### Consegne
(A) Traduci in inglese questa frase dell'estratto del testo: "Mai dare per scontato nulla, per esempio, nemmeno la più banale delle cose."
(B) Rispondi alle seguenti domande sull'estratto del testo:
(i) Che cosa è solita fare la mente di chi scrive fin dalla nascita?
(ii) Che cosa si dice chi scrive per non impazzire?
(iii) Che cosa vede chi scrive, per ora, al posto di una fine?
(C) Secondo l'estratto del testo, perché chi scrive decide che bisogna vivere oggi, adesso? Rispondi in una o due frasi.

### Estratto del testo
----------------

Forse, per la prima volta, sarò costretta a pensare giorno per giorno.
Per la prima volta, dovrò sul serio imparare a vivere nel presente, senza andare avanti, come la mia mente è solita fare dacché sono nata.
Quanto è difficile, però?
Non posso fare a meno di pormi mille domande, su come sarà la vita di noi tutti nei prossimi mesi e, a tutte mille, cerco una risposta, ma non le trovo da nessuna parte.
Quando potrò rivedere, abbracciare, coccolare i miei?
Quando i miei figli potranno ridere di nuovo con i nonni, senza farlo davanti a un display? Quando un bel pigiama party dalla zia?
Quando potremmo stare insieme agli a amici, andare in campagna, o fare una passeggiata ovunque si voglia…
Quando torneremo a non avere paura?
Come faremo senza la scuola, o con la scuola a distanza? Senza le risate e le urla scatenate dei bimbi che si rincorrono al parco…
Non lo so.
Non lo so proprio.
Allora, per non impazzire, mi sono detta: bisogna vivere oggi. Adesso.
Non c’è altra soluzione.
Quando finirà tutto questo e potremo tornare alla vita di prima?
Io credo, che comunque vada, molte cose sono cambiate per sempre. E no, per ora, non vedo una fine, ma una lunga strada da percorrere. Di quelle che nei film ti dicono: cammina, vai avanti, non ti voltare indietro per nessuna ragione.La tentazione di voltare la testa, pestare i piedi, è forte, fortissima, ma forse, tutto ciò che ora mi appare innaturale, poco alla volta sarà il nostro nuovo modo di vivere, che poi, per alcuni versi, da questa esperienza terribile, qualcosa dovremmo anche impararla.
Mai dare per scontato nulla, per esempio, nemmeno la più banale delle cose.

----------------

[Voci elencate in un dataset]
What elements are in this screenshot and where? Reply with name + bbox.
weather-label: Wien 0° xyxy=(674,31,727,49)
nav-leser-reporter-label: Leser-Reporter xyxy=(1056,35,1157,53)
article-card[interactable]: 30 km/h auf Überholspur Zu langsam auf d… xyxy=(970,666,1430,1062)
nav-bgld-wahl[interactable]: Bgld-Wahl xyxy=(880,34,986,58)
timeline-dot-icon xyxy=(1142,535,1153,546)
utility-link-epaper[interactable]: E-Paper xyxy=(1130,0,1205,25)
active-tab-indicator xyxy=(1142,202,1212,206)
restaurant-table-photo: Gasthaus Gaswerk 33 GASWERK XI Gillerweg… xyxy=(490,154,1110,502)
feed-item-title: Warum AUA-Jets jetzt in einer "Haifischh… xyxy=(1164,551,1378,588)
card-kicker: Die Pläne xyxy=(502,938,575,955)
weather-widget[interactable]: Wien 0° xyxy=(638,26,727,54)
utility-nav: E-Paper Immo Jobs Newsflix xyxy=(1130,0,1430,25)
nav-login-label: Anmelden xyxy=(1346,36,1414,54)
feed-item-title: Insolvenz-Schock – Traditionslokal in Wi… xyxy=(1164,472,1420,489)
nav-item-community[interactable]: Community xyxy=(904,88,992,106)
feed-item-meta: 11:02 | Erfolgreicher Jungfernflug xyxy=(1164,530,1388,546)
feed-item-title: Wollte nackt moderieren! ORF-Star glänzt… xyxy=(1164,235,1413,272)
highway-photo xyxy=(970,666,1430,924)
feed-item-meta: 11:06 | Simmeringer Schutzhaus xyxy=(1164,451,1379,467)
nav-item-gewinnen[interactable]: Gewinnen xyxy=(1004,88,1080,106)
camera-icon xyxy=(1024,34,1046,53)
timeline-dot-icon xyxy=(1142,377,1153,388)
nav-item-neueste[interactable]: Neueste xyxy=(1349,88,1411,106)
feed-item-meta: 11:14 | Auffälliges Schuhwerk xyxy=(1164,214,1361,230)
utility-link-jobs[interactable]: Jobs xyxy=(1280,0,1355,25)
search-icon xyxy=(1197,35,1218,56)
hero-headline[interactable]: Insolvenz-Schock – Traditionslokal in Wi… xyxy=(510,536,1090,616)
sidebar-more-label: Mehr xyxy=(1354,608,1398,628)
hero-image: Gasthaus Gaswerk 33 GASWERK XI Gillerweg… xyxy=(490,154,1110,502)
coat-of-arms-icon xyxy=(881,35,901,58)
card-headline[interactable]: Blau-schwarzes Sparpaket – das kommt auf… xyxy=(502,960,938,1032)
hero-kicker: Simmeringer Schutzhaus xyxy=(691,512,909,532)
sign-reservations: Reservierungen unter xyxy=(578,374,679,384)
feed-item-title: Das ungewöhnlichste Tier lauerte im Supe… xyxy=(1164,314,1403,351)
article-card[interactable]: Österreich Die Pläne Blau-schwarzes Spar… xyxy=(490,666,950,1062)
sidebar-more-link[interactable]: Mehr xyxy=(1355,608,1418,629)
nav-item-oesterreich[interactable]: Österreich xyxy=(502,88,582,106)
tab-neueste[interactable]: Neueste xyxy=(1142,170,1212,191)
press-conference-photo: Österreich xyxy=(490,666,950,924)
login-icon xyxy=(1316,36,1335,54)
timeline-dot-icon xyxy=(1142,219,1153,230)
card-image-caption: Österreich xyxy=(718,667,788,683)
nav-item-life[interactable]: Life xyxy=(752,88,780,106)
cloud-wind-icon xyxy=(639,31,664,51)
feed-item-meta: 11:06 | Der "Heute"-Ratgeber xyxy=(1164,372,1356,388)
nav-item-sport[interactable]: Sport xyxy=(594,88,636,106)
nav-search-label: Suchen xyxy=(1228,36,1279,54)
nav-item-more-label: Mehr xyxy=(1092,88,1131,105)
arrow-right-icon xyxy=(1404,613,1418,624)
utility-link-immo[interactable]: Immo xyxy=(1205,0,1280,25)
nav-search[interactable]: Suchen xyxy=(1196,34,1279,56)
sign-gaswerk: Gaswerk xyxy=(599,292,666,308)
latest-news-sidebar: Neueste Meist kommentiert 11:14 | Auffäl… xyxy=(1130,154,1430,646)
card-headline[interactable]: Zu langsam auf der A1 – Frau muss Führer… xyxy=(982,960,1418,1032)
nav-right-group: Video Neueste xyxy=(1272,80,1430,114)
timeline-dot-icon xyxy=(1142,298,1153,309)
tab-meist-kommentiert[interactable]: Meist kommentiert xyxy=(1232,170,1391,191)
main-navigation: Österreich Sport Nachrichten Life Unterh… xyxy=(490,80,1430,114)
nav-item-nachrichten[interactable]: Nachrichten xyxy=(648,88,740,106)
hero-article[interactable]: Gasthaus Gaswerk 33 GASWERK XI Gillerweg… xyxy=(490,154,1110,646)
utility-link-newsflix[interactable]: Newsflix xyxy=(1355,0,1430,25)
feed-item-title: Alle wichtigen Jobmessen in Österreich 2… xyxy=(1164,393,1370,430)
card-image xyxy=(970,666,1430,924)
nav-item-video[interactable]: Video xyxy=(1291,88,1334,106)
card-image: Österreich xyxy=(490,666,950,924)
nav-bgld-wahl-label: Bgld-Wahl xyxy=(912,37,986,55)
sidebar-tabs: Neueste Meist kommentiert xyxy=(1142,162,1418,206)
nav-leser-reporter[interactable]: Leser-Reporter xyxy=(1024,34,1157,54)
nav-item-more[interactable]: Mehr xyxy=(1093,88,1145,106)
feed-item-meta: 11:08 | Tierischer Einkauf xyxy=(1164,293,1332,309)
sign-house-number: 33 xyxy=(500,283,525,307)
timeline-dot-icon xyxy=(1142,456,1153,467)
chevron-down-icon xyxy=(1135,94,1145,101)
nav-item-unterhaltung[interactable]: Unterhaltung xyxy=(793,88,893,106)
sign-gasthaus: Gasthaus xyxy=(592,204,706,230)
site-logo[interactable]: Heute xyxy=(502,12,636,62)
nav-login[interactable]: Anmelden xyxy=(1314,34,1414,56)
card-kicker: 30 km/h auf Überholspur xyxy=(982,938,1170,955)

----------------

### Soluzioni
(A) Never take anything for granted, for example, not even the most trivial of things.

(B)
(i) Andare avanti, anziché vivere nel presente.
(ii) Che bisogna vivere oggi, adesso.
(iii) Una lunga strada da percorrere.

(C) Chi scrive si pone mille domande su come sarà la vita nei prossimi mesi, ma non trova risposta da nessuna parte. Per non impazzire, si dice quindi che bisogna vivere oggi, adesso.